Goal of the exercise:
Where in the records does the word "have" occur? Copy each line in which it does.

══════════

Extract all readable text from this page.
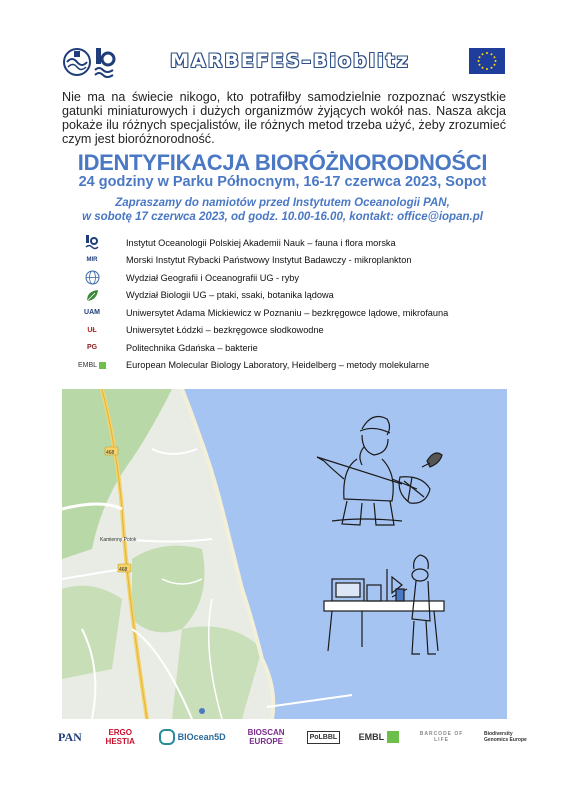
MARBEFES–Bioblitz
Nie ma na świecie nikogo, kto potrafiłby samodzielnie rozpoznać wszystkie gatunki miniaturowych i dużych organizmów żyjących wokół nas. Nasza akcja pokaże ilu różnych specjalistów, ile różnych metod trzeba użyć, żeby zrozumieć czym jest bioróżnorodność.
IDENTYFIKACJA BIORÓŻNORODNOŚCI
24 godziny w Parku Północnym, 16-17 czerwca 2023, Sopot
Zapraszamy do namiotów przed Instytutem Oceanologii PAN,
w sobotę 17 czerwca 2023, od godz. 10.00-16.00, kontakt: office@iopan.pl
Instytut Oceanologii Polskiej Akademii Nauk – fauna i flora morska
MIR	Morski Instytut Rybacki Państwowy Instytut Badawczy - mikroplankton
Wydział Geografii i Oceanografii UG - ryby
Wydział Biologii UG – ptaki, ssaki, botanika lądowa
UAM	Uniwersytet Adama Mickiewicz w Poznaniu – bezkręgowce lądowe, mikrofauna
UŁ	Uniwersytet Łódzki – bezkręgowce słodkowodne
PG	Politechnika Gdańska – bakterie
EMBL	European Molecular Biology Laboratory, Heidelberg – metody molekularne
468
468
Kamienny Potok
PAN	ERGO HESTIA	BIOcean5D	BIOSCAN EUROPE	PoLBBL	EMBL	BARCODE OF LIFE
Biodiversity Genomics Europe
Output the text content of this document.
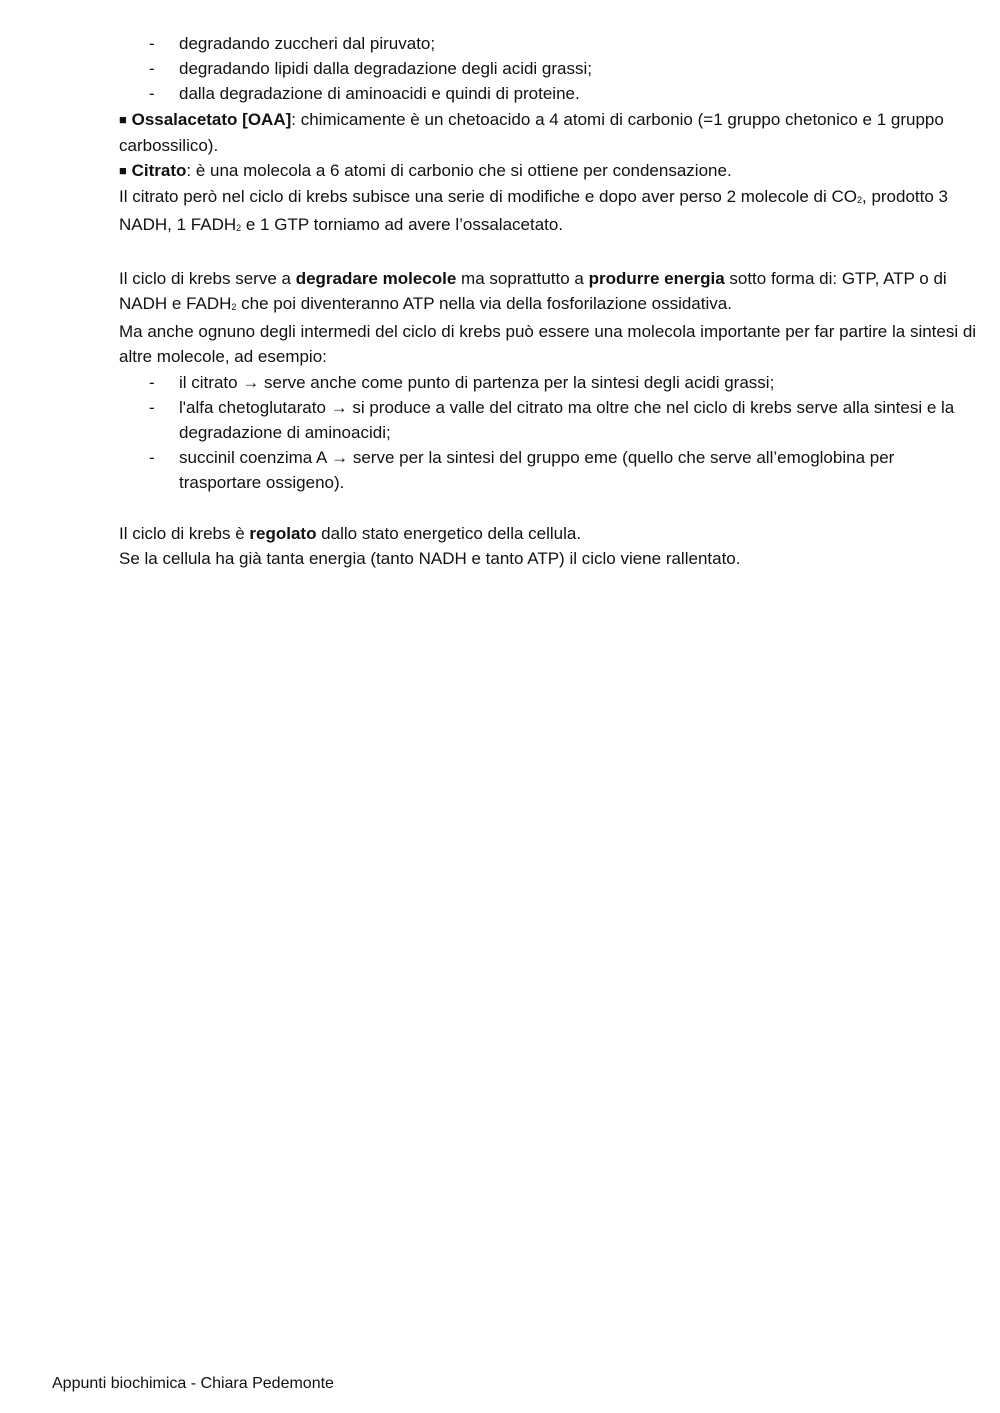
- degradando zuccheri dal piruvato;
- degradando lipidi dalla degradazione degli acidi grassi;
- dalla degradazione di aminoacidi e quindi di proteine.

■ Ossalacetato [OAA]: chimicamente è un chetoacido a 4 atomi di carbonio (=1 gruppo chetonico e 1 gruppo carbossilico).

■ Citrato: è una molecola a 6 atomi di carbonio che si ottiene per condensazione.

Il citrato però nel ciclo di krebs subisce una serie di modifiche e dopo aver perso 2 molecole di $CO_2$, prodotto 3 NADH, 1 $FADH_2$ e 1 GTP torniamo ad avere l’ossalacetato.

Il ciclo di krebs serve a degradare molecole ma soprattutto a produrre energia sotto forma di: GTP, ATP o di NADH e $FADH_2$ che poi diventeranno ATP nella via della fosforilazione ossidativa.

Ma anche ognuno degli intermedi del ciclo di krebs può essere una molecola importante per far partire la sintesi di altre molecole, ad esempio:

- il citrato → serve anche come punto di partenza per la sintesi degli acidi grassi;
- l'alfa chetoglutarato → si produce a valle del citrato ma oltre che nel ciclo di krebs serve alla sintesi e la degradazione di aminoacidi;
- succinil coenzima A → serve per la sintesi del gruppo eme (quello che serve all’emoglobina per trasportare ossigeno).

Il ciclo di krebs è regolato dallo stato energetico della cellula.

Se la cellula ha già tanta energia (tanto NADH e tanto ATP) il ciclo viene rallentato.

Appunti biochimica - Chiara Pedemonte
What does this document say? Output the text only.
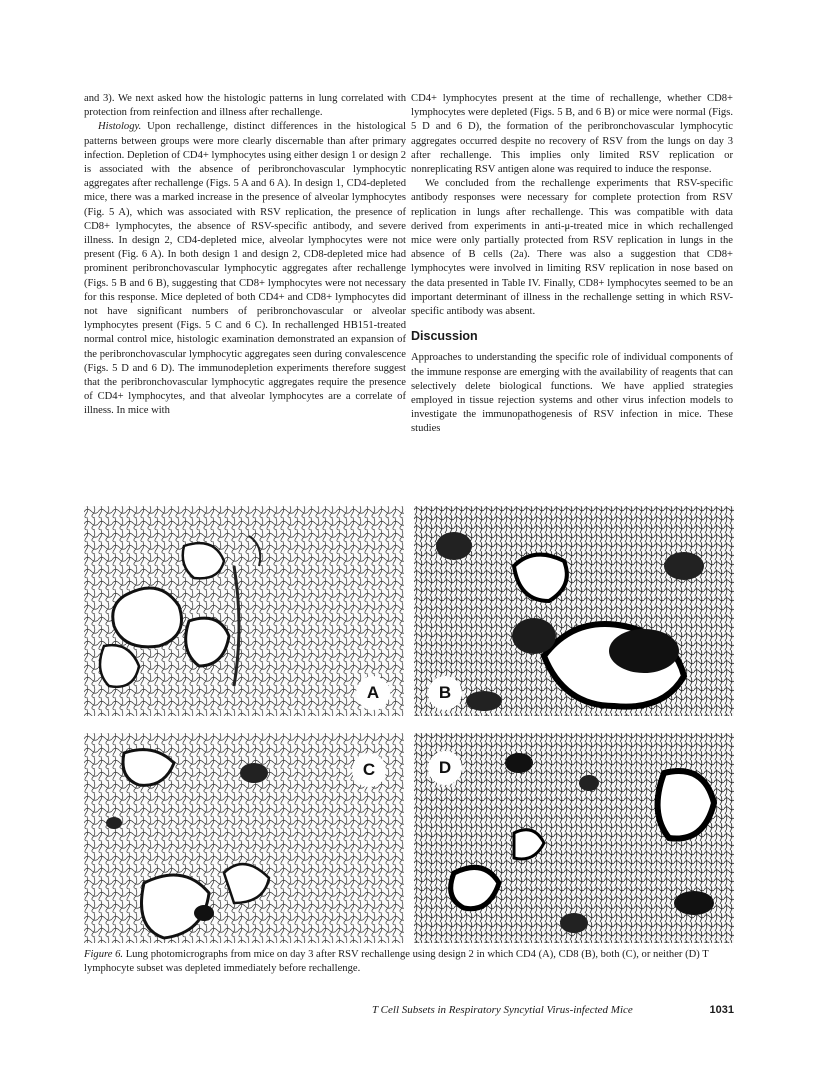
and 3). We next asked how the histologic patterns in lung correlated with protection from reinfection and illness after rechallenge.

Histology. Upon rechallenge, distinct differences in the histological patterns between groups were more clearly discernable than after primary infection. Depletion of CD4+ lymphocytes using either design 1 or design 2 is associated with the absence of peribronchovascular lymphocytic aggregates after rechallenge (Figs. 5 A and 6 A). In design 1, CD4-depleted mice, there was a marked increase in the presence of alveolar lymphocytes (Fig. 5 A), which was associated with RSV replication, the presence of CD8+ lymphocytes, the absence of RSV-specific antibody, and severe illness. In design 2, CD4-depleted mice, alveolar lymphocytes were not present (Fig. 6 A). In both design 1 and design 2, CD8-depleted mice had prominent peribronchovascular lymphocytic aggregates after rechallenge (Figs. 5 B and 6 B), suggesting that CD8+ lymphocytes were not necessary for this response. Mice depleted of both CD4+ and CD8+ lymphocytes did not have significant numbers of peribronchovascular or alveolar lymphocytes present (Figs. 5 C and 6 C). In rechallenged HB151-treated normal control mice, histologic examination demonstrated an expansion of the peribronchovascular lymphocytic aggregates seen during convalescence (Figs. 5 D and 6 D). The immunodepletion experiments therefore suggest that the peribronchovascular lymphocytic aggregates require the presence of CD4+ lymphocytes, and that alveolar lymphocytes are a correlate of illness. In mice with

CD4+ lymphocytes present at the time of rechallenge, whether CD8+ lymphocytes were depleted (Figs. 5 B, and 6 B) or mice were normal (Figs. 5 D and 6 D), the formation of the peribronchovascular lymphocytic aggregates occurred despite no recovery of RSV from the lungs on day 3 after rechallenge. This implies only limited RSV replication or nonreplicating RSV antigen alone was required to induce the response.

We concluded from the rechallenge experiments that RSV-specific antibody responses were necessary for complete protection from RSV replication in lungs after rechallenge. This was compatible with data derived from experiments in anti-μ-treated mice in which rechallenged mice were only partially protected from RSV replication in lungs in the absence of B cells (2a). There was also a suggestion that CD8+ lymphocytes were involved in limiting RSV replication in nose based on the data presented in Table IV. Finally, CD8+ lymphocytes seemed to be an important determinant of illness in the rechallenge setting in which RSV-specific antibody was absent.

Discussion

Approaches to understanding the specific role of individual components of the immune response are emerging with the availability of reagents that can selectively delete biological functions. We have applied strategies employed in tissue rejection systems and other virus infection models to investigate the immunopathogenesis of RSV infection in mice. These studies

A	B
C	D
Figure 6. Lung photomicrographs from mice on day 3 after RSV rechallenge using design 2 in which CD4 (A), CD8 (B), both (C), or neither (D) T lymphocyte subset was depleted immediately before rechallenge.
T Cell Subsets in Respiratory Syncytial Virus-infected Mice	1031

══════════

Task answer:
Histology. Upon rechallenge, distinct differences in the histological patterns between groups were more clearly discernable than after primary infection. Depletion of CD4+ lymphocytes using either design 1 or design 2 is associated with the absence of peribronchovascular lymphocytic aggregates after rechallenge (Figs. 5 A and 6 A). In design 1, CD4-depleted mice, there was a marked increase in the presence of alveolar lymphocytes (Fig. 5 A), which was associated with RSV replication, the presence of CD8+ lymphocytes, the absence of RSV-specific antibody, and severe illness. In design 2, CD4-depleted mice, alveolar lymphocytes were not present (Fig. 6 A). In both design 1 and design 2, CD8-depleted mice had prominent peribronchovascular lymphocytic aggregates after rechallenge (Figs. 5 B and 6 B), suggesting that CD8+ lymphocytes were not necessary for this response. Mice depleted of both CD4+ and CD8+ lymphocytes did not have significant numbers of peribronchovascular or alveolar lymphocytes present (Figs. 5 C and 6 C). In rechallenged HB151-treated normal control mice, histologic examination demonstrated an expansion of the peribronchovascular lymphocytic aggregates seen during convalescence (Figs. 5 D and 6 D). The immunodepletion experiments therefore suggest that the peribronchovascular lymphocytic aggregates require the presence of CD4+ lymphocytes, and that alveolar lymphocytes are a correlate of illness. In mice with
Approaches to understanding the specific role of individual components of the immune response are emerging with the availability of reagents that can selectively delete biological functions. We have applied strategies employed in tissue rejection systems and other virus infection models to investigate the immunopathogenesis of RSV infection in mice. These studies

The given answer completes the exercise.